» Description of the task: Give back the records below exactly, every one, with no pictures.

[START OF Provided material]

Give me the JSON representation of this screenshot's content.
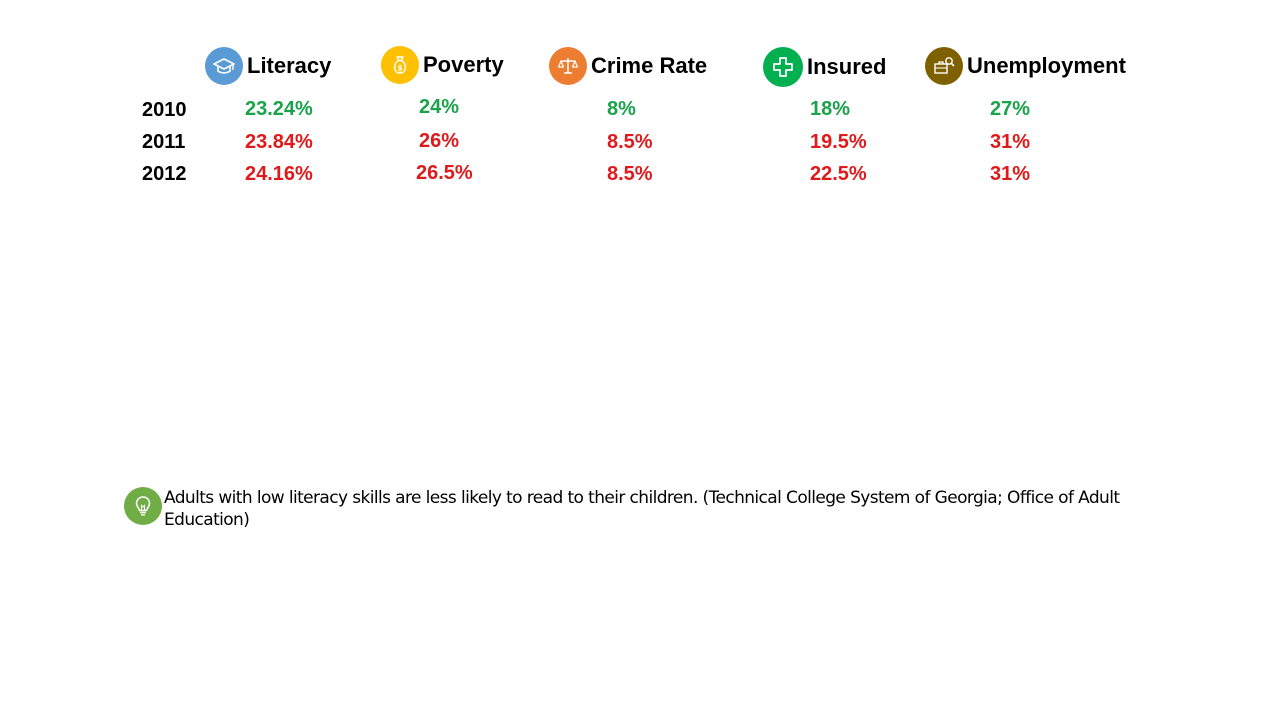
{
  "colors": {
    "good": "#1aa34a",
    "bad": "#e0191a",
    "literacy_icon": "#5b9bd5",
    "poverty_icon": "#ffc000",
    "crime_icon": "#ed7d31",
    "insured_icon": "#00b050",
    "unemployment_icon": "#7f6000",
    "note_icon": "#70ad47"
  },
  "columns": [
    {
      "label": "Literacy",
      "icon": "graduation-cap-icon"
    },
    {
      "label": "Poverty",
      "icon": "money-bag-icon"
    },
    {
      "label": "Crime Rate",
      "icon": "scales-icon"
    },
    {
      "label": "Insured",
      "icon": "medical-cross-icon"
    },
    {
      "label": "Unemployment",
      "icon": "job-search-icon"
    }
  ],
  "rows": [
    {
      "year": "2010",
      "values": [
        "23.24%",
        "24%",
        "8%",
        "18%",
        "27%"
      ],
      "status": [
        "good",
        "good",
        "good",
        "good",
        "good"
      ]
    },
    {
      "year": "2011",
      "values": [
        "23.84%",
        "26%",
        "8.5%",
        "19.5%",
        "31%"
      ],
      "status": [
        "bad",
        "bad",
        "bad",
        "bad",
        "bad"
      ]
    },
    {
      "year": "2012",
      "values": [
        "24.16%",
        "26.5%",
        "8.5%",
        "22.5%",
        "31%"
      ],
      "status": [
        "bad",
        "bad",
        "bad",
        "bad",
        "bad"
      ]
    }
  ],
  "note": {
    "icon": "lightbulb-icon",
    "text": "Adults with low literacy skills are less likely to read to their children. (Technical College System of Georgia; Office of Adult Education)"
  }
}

[END OF Provided material]

» Response:
Give me the JSON representation of this screenshot's content.
{
  "colors": {
    "good": "#1aa34a",
    "bad": "#e0191a",
    "literacy_icon": "#5b9bd5",
    "poverty_icon": "#ffc000",
    "crime_icon": "#ed7d31",
    "insured_icon": "#00b050",
    "unemployment_icon": "#7f6000",
    "note_icon": "#70ad47"
  },
  "columns": [
    {
      "label": "Literacy",
      "icon": "graduation-cap-icon"
    },
    {
      "label": "Poverty",
      "icon": "money-bag-icon"
    },
    {
      "label": "Crime Rate",
      "icon": "scales-icon"
    },
    {
      "label": "Insured",
      "icon": "medical-cross-icon"
    },
    {
      "label": "Unemployment",
      "icon": "job-search-icon"
    }
  ],
  "rows": [
    {
      "year": "2010",
      "values": [
        "23.24%",
        "24%",
        "8%",
        "18%",
        "27%"
      ],
      "status": [
        "good",
        "good",
        "good",
        "good",
        "good"
      ]
    },
    {
      "year": "2011",
      "values": [
        "23.84%",
        "26%",
        "8.5%",
        "19.5%",
        "31%"
      ],
      "status": [
        "bad",
        "bad",
        "bad",
        "bad",
        "bad"
      ]
    },
    {
      "year": "2012",
      "values": [
        "24.16%",
        "26.5%",
        "8.5%",
        "22.5%",
        "31%"
      ],
      "status": [
        "bad",
        "bad",
        "bad",
        "bad",
        "bad"
      ]
    }
  ],
  "note": {
    "icon": "lightbulb-icon",
    "text": "Adults with low literacy skills are less likely to read to their children. (Technical College System of Georgia; Office of Adult Education)"
  }
}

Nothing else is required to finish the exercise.